**Dataset entries**.
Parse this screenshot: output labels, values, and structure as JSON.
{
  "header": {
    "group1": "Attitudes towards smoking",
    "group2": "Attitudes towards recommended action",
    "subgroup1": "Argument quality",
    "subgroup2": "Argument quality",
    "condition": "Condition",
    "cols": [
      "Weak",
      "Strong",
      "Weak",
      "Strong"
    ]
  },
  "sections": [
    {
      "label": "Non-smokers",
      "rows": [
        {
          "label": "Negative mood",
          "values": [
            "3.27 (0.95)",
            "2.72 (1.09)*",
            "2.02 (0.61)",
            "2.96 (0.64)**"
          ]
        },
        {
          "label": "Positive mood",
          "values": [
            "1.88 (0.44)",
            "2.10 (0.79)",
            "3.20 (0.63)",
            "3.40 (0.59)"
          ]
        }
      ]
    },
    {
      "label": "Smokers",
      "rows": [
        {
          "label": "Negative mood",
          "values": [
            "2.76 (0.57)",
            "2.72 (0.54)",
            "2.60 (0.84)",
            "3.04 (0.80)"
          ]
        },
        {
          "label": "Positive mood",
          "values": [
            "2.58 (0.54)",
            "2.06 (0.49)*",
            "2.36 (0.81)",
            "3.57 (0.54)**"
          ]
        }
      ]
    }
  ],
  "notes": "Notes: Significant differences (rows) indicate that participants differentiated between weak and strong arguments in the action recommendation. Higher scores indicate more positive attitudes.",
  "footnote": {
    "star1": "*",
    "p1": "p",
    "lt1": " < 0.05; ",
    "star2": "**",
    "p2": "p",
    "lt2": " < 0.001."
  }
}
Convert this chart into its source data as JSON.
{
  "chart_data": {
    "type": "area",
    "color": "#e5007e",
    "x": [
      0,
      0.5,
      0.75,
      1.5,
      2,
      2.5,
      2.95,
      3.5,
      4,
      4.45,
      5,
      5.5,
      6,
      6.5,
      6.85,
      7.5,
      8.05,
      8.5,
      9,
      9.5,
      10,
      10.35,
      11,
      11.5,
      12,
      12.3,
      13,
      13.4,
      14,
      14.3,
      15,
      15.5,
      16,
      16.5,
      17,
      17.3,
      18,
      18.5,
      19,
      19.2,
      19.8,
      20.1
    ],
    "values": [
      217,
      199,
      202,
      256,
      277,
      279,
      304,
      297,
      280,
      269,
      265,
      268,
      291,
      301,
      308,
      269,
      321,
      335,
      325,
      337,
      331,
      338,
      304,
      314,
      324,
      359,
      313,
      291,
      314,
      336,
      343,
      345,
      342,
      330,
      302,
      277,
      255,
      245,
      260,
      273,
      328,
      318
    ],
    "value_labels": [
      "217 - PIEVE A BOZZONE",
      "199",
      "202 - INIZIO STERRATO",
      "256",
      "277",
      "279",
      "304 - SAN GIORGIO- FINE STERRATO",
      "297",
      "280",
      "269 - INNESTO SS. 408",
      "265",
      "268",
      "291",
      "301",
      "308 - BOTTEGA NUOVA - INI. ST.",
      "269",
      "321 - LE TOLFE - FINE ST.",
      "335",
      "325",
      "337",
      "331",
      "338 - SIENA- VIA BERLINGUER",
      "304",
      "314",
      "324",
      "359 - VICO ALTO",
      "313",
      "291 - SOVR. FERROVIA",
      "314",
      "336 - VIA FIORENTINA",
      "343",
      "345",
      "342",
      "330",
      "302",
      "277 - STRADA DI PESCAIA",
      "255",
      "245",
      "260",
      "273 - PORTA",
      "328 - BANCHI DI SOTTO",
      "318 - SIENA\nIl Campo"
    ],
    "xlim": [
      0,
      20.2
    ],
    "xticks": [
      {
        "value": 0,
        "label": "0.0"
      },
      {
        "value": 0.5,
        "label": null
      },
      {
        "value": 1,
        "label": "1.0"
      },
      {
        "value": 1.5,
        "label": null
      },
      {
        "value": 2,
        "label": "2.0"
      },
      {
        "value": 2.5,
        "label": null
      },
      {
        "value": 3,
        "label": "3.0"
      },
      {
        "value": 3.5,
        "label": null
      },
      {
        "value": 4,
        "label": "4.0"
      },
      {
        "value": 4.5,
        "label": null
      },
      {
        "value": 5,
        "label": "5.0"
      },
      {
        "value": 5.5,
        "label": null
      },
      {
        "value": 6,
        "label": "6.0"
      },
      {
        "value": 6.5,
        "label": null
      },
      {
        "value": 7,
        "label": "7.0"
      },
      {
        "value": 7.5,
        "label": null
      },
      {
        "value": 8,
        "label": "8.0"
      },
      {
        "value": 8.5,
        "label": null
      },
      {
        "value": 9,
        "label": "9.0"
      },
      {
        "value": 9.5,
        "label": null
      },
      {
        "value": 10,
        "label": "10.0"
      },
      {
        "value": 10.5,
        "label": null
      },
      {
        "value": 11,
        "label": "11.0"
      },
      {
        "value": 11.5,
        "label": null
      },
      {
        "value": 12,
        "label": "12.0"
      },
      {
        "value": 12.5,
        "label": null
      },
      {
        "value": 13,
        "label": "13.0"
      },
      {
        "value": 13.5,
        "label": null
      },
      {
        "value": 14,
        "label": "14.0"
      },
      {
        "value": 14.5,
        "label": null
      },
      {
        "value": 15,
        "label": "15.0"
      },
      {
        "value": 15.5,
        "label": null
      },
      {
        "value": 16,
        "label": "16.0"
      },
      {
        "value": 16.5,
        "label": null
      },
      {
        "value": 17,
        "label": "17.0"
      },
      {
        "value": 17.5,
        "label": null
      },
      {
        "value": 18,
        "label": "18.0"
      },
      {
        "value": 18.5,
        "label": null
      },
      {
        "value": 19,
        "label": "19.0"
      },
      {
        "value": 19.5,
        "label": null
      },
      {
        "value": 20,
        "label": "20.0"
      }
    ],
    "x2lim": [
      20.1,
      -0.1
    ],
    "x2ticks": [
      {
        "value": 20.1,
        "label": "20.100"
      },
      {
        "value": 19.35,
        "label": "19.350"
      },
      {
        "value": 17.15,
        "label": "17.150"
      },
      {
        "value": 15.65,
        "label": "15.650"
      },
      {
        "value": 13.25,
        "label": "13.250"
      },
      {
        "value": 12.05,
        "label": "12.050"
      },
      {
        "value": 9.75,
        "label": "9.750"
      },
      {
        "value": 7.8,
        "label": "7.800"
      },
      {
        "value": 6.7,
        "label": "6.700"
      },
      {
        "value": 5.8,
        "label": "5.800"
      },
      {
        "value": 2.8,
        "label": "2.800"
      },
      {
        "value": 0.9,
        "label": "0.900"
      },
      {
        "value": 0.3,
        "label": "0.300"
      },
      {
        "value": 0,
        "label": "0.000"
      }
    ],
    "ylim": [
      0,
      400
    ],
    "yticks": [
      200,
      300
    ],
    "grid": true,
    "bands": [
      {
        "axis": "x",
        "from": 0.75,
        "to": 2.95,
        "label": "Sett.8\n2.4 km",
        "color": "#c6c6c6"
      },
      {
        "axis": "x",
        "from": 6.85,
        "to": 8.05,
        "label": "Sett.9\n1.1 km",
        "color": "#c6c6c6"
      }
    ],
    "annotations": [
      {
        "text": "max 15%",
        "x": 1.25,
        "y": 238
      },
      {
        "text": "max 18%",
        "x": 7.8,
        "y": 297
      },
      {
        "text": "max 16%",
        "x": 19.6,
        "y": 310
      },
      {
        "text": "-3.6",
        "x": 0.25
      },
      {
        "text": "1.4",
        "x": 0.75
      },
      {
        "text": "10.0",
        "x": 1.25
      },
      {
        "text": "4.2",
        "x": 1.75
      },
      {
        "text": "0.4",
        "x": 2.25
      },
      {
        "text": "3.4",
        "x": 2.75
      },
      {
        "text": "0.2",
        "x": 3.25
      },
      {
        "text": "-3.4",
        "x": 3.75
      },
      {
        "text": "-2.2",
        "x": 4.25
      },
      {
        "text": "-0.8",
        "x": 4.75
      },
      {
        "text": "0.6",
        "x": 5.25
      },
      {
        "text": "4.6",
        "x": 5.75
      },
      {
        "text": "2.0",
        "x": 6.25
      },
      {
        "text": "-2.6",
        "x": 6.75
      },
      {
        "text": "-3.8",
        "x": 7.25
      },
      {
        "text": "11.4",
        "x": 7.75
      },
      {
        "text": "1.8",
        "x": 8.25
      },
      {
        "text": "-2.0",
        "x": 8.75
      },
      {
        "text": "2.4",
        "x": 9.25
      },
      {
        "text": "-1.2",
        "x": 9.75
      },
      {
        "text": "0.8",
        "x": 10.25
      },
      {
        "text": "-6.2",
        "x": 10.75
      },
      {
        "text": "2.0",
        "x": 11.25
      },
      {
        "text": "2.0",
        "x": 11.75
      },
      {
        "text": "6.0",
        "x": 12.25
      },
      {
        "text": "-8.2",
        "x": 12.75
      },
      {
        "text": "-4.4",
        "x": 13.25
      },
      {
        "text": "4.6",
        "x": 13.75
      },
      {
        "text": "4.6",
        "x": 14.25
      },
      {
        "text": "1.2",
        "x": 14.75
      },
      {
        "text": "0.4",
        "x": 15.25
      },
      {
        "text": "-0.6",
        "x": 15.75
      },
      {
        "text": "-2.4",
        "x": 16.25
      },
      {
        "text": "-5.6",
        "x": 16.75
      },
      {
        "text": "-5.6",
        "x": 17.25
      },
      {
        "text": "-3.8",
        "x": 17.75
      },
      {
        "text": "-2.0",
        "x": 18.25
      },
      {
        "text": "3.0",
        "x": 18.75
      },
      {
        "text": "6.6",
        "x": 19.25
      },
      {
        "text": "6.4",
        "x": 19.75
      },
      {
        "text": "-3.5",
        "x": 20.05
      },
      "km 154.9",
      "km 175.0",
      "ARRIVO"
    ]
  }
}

**Aim**. Copy each line above that contains the string "SIENA".

**Task result**.
      "338 - SIENA- VIA BERLINGUER",
      "318 - SIENA\nIl Campo"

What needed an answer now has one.